On voit ici que le « Grand conte du Graal » ne fut constitué que par la réunion successive des branches qu’avaient formées le Merlin, l’Artus, le Gauvain et le Lancelot. La branche de Gauvain n’est plus aujourd’hui séparée, au moins dans les romans en prose, de celles d’Artus et de Lancelot. Tout semble porter à croire que les deux livres d’Artus et de Lancelot étaient, dans l’origine, parfaitement indépendants du Saint Graal et du Merlin. C’est pour avoir voulu raccorder les deux premiers aux deux seconds que les arrangeurs définitifs auront été obligés de recourir çà et là à des interpolations.
P. 95. En tendant les bras à son « nourri ». Nous avons perdu ce mot, désignant celui qui avait passé sa jeunesse, avait été nourri, élevé, dans la maison d’un parent, ami, patron ou client, devenu père nourricier. Ainsi Eginhard nomme-t-il Charlemagne nutritor meus ; ainsi Guillaume de Machault se disait-il le nourri du roi de Bohême.
P. 97. On vit descendre devant le « degré ». Ancien nom de notre escalier. Celui du Palais de Justice s’appelle encore le degré.
P. 98. Les cheveux roulés en une seule tresse. Cette tresse descendait apparemment le long du dos, comme on le voit sur les coffrets et peintures murales des onzième et douzième siècles. On verra plus loin, page 222, qu’une fille était déshonorée quand on lui coupait ses tresses.
P. 102. Le plus loyal des hommes qui soient aux « îles de mer ». Autrefois on donnait volontiers le nom d’îles aux terres qui étaient à demi fermées de rivières ; et c’est ainsi que l’Île-de-France peut avoir mérité son nom. Froissart nomme fréquemment des îles de ce genre. Voilà pourquoi notre auteur distingue les îles de mer.
P. 106. Il se signait. Il faisait des signes de croix.
P. 107. Quiconque osera me contredire sera… réduit « à se déclarer foi mentie ». À se reconnaître parjure, à confesser un faux serment, à manquer à la foi jurée. On voit dans tous nos romans combien le nom de féodalité, de gouvernement féodal, était justement choisi. Tous les devoirs avaient pour base la foi promise, l’hommage librement rendu. Rien de plus sacré que cet engagement, rien ne pouvait excuser l’homme qui ne le respectait pas. Si vous promettiez, il fallait tenir ; fût-ce à la ruine de votre famille ou de votre pays. Nous n’avons plus guère de ces rigoureuses exigences, si ce n’est peut-être pour ce qui tient aux gageures et aux dettes de jeu.
===============
● Série d'exercices
a - Selon les notes sur le conte du Graal, quel est l'ancien nom de l'escalier ?
b - Recopiez le passage des notes sur le conte du Graal qui commence par les mots contenant "P. 98. Les cheveux" et s'achève sur "coupait ses tresses.".

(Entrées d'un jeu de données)
===============
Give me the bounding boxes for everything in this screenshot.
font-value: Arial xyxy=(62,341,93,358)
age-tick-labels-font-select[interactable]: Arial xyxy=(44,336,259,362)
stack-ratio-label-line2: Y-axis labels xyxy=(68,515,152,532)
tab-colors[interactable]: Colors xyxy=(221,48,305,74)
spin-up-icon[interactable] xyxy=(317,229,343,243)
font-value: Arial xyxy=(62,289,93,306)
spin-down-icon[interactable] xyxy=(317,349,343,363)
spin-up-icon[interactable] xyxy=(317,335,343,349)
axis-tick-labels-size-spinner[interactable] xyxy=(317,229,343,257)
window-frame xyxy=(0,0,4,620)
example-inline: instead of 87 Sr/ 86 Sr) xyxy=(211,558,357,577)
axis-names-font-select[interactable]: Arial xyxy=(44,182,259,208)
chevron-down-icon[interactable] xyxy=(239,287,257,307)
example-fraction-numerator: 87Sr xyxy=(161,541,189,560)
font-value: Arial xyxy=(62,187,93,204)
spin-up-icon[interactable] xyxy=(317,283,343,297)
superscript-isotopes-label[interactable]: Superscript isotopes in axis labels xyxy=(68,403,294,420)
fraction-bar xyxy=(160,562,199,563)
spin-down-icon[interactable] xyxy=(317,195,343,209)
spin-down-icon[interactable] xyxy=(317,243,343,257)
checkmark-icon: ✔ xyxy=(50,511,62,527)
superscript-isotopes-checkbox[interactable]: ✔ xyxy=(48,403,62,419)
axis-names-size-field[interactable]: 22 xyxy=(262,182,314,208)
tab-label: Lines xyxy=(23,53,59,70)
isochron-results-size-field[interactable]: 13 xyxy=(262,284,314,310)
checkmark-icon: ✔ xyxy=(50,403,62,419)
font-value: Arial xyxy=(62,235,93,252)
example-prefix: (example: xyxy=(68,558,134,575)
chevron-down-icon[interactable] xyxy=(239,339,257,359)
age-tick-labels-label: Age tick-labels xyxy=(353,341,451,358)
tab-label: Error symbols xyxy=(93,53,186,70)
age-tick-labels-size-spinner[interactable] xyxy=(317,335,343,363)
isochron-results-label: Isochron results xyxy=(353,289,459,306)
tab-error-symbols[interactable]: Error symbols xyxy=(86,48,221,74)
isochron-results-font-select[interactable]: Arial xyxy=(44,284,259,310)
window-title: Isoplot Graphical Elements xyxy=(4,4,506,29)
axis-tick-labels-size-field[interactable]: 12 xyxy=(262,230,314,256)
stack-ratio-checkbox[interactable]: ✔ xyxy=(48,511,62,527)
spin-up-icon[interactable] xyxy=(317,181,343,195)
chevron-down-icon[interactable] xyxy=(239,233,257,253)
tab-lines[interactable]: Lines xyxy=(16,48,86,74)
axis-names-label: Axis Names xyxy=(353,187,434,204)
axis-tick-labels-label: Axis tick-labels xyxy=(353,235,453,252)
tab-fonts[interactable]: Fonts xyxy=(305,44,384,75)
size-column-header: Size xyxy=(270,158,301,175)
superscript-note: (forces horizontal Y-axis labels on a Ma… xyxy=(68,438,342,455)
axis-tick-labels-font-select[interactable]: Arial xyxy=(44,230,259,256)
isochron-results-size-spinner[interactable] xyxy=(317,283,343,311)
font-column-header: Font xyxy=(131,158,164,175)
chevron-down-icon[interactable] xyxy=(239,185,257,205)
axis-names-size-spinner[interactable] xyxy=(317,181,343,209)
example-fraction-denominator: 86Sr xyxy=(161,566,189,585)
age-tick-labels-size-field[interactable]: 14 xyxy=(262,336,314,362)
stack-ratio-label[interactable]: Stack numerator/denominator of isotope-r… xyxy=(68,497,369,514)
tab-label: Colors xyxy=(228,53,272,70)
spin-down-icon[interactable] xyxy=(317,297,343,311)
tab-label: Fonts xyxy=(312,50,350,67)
===============
● Corrigés
a - Le degré.

b -
P. 98. Les cheveux roulés en une seule tresse. Cette tresse descendait apparemment le long du dos, comme on le voit sur les coffrets et peintures murales des onzième et douzième siècles. On verra plus loin, page 222, qu’une fille était déshonorée quand on lui coupait ses tresses.